━━━━━ SUPPLIED MATERIAL ━━━━━

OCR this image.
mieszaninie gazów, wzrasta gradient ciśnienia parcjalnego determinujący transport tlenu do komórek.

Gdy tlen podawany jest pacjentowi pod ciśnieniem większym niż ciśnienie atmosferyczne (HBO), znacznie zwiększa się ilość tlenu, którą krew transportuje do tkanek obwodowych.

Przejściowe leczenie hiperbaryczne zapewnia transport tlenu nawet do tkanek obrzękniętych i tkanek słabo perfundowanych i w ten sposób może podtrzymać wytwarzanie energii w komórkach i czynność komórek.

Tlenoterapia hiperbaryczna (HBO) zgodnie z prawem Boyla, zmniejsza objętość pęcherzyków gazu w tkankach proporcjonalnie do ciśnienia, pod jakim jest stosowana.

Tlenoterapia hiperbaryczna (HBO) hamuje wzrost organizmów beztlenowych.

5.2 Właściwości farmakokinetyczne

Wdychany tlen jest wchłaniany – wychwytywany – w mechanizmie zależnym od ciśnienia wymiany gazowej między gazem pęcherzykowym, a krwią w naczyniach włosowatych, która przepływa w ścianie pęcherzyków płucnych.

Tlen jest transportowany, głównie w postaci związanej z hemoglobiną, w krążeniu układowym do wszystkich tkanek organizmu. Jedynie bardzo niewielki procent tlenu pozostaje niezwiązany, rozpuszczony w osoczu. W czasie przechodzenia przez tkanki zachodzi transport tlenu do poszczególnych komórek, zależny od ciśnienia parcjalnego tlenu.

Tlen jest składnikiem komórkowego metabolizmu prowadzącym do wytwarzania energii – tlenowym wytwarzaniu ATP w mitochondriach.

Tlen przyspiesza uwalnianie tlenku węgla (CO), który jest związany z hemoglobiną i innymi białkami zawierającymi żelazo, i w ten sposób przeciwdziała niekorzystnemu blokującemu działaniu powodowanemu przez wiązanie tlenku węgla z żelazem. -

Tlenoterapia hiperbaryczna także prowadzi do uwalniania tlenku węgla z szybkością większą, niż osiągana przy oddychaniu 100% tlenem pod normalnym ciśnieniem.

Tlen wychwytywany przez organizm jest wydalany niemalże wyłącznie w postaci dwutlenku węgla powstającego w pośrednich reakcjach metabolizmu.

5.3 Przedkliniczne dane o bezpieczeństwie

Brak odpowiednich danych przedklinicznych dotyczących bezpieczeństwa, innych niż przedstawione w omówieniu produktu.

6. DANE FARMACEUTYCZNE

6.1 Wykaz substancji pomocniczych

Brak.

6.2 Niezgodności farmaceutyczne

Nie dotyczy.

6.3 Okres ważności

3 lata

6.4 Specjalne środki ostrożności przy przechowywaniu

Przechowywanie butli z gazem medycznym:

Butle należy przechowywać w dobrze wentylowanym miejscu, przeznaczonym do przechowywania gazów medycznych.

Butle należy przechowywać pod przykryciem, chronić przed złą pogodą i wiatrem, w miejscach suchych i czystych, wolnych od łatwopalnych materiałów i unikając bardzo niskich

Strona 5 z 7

━━━━━

> **EXERCISE OBJECTIVE**:
Take the entries and copy them out exactly.

> **TASK ANSWER**:
OCR this image.
mieszaninie gazów, wzrasta gradient ciśnienia parcjalnego determinujący transport tlenu do komórek.

Gdy tlen podawany jest pacjentowi pod ciśnieniem większym niż ciśnienie atmosferyczne (HBO), znacznie zwiększa się ilość tlenu, którą krew transportuje do tkanek obwodowych.

Przejściowe leczenie hiperbaryczne zapewnia transport tlenu nawet do tkanek obrzękniętych i tkanek słabo perfundowanych i w ten sposób może podtrzymać wytwarzanie energii w komórkach i czynność komórek.

Tlenoterapia hiperbaryczna (HBO) zgodnie z prawem Boyla, zmniejsza objętość pęcherzyków gazu w tkankach proporcjonalnie do ciśnienia, pod jakim jest stosowana.

Tlenoterapia hiperbaryczna (HBO) hamuje wzrost organizmów beztlenowych.

5.2 Właściwości farmakokinetyczne

Wdychany tlen jest wchłaniany – wychwytywany – w mechanizmie zależnym od ciśnienia wymiany gazowej między gazem pęcherzykowym, a krwią w naczyniach włosowatych, która przepływa w ścianie pęcherzyków płucnych.

Tlen jest transportowany, głównie w postaci związanej z hemoglobiną, w krążeniu układowym do wszystkich tkanek organizmu. Jedynie bardzo niewielki procent tlenu pozostaje niezwiązany, rozpuszczony w osoczu. W czasie przechodzenia przez tkanki zachodzi transport tlenu do poszczególnych komórek, zależny od ciśnienia parcjalnego tlenu.

Tlen jest składnikiem komórkowego metabolizmu prowadzącym do wytwarzania energii – tlenowym wytwarzaniu ATP w mitochondriach.

Tlen przyspiesza uwalnianie tlenku węgla (CO), który jest związany z hemoglobiną i innymi białkami zawierającymi żelazo, i w ten sposób przeciwdziała niekorzystnemu blokującemu działaniu powodowanemu przez wiązanie tlenku węgla z żelazem. -

Tlenoterapia hiperbaryczna także prowadzi do uwalniania tlenku węgla z szybkością większą, niż osiągana przy oddychaniu 100% tlenem pod normalnym ciśnieniem.

Tlen wychwytywany przez organizm jest wydalany niemalże wyłącznie w postaci dwutlenku węgla powstającego w pośrednich reakcjach metabolizmu.

5.3 Przedkliniczne dane o bezpieczeństwie

Brak odpowiednich danych przedklinicznych dotyczących bezpieczeństwa, innych niż przedstawione w omówieniu produktu.

6. DANE FARMACEUTYCZNE

6.1 Wykaz substancji pomocniczych

Brak.

6.2 Niezgodności farmaceutyczne

Nie dotyczy.

6.3 Okres ważności

3 lata

6.4 Specjalne środki ostrożności przy przechowywaniu

Przechowywanie butli z gazem medycznym:

Butle należy przechowywać w dobrze wentylowanym miejscu, przeznaczonym do przechowywania gazów medycznych.

Butle należy przechowywać pod przykryciem, chronić przed złą pogodą i wiatrem, w miejscach suchych i czystych, wolnych od łatwopalnych materiałów i unikając bardzo niskich

Strona 5 z 7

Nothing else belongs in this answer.